### WHAT NEEDS TO BE DONE
Print exactly the lines from the one containing "Read out every word on this page." through the last line of the listing, both included.

### SUPPLIED MATERIAL
>> Start
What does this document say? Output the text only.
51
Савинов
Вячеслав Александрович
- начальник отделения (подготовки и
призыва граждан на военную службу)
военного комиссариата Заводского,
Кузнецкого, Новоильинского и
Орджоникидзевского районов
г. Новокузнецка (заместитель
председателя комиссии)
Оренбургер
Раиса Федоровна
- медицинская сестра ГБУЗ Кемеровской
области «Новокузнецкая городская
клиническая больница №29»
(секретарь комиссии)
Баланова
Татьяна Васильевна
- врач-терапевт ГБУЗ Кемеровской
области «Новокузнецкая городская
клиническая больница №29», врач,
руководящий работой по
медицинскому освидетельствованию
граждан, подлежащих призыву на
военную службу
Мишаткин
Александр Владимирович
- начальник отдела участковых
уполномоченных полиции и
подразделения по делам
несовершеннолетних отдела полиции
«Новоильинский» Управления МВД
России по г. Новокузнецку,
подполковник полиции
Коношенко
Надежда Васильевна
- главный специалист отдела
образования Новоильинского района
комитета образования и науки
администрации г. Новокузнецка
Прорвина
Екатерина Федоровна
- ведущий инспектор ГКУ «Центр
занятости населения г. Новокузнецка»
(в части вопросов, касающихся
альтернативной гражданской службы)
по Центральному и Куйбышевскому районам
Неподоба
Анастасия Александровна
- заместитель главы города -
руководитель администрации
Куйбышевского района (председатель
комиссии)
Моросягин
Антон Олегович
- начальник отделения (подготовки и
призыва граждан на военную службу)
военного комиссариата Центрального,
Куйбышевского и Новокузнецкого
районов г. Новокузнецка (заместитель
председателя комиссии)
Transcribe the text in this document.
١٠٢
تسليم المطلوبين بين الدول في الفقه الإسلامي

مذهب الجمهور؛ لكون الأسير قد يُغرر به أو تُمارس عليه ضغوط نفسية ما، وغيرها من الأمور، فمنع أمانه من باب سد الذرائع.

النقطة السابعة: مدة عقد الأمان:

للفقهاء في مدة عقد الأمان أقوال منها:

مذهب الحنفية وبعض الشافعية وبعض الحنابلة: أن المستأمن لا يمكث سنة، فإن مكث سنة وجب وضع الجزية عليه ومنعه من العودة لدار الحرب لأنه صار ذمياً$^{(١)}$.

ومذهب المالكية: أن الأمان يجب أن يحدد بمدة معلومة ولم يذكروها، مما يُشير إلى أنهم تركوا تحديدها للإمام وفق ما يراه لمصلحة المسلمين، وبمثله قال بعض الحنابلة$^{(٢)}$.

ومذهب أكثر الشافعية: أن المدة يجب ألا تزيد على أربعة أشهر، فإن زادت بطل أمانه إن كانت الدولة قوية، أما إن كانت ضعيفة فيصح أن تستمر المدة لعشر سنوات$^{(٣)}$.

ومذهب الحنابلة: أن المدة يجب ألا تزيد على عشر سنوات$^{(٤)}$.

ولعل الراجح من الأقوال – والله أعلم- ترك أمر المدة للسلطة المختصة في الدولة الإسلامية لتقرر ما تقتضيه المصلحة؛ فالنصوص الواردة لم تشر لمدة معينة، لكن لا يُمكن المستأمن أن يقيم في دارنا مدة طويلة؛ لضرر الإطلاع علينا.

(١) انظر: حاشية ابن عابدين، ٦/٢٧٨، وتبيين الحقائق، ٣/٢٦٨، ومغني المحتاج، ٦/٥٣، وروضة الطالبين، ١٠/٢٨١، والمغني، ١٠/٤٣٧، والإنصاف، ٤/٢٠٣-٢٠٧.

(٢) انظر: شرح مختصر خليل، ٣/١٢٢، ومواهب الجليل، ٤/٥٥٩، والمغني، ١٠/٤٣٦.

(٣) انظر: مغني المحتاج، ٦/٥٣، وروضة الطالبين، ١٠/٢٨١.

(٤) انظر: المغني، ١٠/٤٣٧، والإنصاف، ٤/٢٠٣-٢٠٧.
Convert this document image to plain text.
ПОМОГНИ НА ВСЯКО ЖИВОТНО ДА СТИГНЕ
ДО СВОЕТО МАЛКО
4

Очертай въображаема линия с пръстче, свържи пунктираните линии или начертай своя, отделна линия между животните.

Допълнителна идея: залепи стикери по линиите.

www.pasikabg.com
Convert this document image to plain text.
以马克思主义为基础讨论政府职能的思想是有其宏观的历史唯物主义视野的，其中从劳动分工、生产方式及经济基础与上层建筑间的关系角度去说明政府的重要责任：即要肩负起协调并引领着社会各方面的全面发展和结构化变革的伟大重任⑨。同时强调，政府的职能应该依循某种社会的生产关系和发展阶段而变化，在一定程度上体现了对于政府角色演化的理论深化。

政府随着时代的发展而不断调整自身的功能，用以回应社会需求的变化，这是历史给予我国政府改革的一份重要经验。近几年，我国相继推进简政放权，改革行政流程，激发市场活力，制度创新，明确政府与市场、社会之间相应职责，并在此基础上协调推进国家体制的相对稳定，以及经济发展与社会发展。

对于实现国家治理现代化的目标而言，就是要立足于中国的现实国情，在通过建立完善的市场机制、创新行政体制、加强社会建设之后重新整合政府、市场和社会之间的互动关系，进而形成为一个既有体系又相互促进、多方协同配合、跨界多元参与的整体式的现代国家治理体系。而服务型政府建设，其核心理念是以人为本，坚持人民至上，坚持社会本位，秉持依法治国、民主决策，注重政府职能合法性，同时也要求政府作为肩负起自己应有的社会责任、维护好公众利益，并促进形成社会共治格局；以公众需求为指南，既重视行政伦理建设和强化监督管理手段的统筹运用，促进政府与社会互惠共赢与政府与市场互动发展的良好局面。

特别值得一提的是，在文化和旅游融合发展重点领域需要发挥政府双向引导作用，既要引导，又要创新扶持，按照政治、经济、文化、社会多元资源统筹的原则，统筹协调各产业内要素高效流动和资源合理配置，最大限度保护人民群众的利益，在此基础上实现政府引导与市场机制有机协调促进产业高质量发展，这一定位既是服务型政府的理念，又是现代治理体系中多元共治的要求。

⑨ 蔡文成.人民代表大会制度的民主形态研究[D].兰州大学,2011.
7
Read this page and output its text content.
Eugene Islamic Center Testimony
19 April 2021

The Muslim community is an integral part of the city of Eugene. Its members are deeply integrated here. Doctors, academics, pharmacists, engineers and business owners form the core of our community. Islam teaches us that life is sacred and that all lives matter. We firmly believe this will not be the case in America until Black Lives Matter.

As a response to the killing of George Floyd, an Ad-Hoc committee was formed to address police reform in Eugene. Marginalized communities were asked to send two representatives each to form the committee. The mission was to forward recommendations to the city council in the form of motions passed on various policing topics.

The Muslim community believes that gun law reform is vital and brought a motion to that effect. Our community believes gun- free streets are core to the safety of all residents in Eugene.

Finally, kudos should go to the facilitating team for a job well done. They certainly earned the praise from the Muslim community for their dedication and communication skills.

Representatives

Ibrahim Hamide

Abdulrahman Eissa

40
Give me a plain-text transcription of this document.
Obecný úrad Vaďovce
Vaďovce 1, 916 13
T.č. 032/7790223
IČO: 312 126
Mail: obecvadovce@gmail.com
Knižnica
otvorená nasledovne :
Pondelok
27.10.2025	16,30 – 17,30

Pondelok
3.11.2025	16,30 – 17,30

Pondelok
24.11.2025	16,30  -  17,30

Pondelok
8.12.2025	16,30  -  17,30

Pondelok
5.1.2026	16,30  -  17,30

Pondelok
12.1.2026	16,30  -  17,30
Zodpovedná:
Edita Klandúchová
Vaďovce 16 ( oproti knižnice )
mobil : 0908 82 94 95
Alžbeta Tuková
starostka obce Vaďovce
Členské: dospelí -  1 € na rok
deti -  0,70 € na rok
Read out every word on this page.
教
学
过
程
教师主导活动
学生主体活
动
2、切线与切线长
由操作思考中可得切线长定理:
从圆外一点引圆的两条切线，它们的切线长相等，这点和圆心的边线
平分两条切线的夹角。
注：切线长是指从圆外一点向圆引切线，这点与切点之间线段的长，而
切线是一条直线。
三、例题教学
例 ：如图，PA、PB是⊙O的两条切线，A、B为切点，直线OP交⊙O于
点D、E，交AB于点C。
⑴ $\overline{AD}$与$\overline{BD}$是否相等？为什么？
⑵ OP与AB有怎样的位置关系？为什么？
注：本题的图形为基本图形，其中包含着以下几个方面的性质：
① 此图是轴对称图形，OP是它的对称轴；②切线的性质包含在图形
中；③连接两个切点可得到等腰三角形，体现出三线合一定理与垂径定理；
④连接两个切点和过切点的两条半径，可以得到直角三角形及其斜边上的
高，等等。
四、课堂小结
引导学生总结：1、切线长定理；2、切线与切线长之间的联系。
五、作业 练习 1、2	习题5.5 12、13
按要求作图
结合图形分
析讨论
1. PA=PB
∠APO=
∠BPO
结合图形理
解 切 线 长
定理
>> End
### EXERCISE RESPONSE
Read out every word on this page.
教
学
过
程
教师主导活动
学生主体活
动
2、切线与切线长
由操作思考中可得切线长定理:
从圆外一点引圆的两条切线，它们的切线长相等，这点和圆心的边线
平分两条切线的夹角。
注：切线长是指从圆外一点向圆引切线，这点与切点之间线段的长，而
切线是一条直线。
三、例题教学
例 ：如图，PA、PB是⊙O的两条切线，A、B为切点，直线OP交⊙O于
点D、E，交AB于点C。
⑴ $\overline{AD}$与$\overline{BD}$是否相等？为什么？
⑵ OP与AB有怎样的位置关系？为什么？
注：本题的图形为基本图形，其中包含着以下几个方面的性质：
① 此图是轴对称图形，OP是它的对称轴；②切线的性质包含在图形
中；③连接两个切点可得到等腰三角形，体现出三线合一定理与垂径定理；
④连接两个切点和过切点的两条半径，可以得到直角三角形及其斜边上的
高，等等。
四、课堂小结
引导学生总结：1、切线长定理；2、切线与切线长之间的联系。
五、作业 练习 1、2	习题5.5 12、13
按要求作图
结合图形分
析讨论
1. PA=PB
∠APO=
∠BPO
结合图形理
解 切 线 长
定理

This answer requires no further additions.